* _EXERCISE AIM_: Repeat the lines that follow, leaving nothing out.

"""

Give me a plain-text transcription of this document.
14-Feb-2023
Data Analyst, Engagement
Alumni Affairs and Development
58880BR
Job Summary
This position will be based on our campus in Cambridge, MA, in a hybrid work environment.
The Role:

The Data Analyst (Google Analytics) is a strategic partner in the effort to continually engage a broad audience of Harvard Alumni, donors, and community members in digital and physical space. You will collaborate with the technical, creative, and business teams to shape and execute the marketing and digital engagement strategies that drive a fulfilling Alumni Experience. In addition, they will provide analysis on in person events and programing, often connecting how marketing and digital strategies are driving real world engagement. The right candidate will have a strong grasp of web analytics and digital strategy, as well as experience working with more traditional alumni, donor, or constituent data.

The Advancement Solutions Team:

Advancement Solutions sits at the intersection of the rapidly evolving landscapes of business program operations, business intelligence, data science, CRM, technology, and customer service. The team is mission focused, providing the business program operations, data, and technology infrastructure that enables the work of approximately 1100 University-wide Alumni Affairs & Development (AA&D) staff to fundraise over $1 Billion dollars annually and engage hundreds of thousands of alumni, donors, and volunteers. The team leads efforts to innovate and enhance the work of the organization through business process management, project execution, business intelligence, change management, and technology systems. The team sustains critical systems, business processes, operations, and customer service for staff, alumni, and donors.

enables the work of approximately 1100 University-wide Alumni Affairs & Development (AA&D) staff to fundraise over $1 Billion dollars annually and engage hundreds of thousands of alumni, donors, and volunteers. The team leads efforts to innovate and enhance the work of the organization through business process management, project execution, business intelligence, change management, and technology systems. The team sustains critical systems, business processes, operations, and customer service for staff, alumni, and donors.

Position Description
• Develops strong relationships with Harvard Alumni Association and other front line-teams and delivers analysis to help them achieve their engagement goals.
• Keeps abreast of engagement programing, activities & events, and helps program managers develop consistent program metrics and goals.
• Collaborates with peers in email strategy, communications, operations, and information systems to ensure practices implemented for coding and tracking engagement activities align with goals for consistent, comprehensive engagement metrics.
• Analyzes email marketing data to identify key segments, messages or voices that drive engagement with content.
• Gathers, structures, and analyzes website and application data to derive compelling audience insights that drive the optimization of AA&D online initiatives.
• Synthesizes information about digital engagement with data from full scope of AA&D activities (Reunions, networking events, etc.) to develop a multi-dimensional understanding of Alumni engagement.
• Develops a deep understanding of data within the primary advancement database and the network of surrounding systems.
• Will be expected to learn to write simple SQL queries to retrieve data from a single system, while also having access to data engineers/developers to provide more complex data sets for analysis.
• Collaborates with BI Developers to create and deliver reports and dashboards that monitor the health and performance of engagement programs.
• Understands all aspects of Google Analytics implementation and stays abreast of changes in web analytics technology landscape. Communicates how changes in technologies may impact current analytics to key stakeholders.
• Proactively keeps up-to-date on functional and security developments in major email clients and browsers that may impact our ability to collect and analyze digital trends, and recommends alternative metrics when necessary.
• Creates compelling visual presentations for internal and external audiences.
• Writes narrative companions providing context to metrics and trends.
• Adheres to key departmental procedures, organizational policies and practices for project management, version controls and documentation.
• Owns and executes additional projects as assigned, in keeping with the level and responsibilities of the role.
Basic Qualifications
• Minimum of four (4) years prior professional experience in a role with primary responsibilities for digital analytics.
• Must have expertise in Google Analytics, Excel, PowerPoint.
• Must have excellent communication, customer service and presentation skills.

"""

* _OUTPUT OF THE EXERCISE_:
Give me a plain-text transcription of this document.
14-Feb-2023
Data Analyst, Engagement
Alumni Affairs and Development
58880BR
Job Summary
This position will be based on our campus in Cambridge, MA, in a hybrid work environment.
The Role:

The Data Analyst (Google Analytics) is a strategic partner in the effort to continually engage a broad audience of Harvard Alumni, donors, and community members in digital and physical space. You will collaborate with the technical, creative, and business teams to shape and execute the marketing and digital engagement strategies that drive a fulfilling Alumni Experience. In addition, they will provide analysis on in person events and programing, often connecting how marketing and digital strategies are driving real world engagement. The right candidate will have a strong grasp of web analytics and digital strategy, as well as experience working with more traditional alumni, donor, or constituent data.

The Advancement Solutions Team:

Advancement Solutions sits at the intersection of the rapidly evolving landscapes of business program operations, business intelligence, data science, CRM, technology, and customer service. The team is mission focused, providing the business program operations, data, and technology infrastructure that enables the work of approximately 1100 University-wide Alumni Affairs & Development (AA&D) staff to fundraise over $1 Billion dollars annually and engage hundreds of thousands of alumni, donors, and volunteers. The team leads efforts to innovate and enhance the work of the organization through business process management, project execution, business intelligence, change management, and technology systems. The team sustains critical systems, business processes, operations, and customer service for staff, alumni, and donors.

enables the work of approximately 1100 University-wide Alumni Affairs & Development (AA&D) staff to fundraise over $1 Billion dollars annually and engage hundreds of thousands of alumni, donors, and volunteers. The team leads efforts to innovate and enhance the work of the organization through business process management, project execution, business intelligence, change management, and technology systems. The team sustains critical systems, business processes, operations, and customer service for staff, alumni, and donors.

Position Description
• Develops strong relationships with Harvard Alumni Association and other front line-teams and delivers analysis to help them achieve their engagement goals.
• Keeps abreast of engagement programing, activities & events, and helps program managers develop consistent program metrics and goals.
• Collaborates with peers in email strategy, communications, operations, and information systems to ensure practices implemented for coding and tracking engagement activities align with goals for consistent, comprehensive engagement metrics.
• Analyzes email marketing data to identify key segments, messages or voices that drive engagement with content.
• Gathers, structures, and analyzes website and application data to derive compelling audience insights that drive the optimization of AA&D online initiatives.
• Synthesizes information about digital engagement with data from full scope of AA&D activities (Reunions, networking events, etc.) to develop a multi-dimensional understanding of Alumni engagement.
• Develops a deep understanding of data within the primary advancement database and the network of surrounding systems.
• Will be expected to learn to write simple SQL queries to retrieve data from a single system, while also having access to data engineers/developers to provide more complex data sets for analysis.
• Collaborates with BI Developers to create and deliver reports and dashboards that monitor the health and performance of engagement programs.
• Understands all aspects of Google Analytics implementation and stays abreast of changes in web analytics technology landscape. Communicates how changes in technologies may impact current analytics to key stakeholders.
• Proactively keeps up-to-date on functional and security developments in major email clients and browsers that may impact our ability to collect and analyze digital trends, and recommends alternative metrics when necessary.
• Creates compelling visual presentations for internal and external audiences.
• Writes narrative companions providing context to metrics and trends.
• Adheres to key departmental procedures, organizational policies and practices for project management, version controls and documentation.
• Owns and executes additional projects as assigned, in keeping with the level and responsibilities of the role.
Basic Qualifications
• Minimum of four (4) years prior professional experience in a role with primary responsibilities for digital analytics.
• Must have expertise in Google Analytics, Excel, PowerPoint.
• Must have excellent communication, customer service and presentation skills.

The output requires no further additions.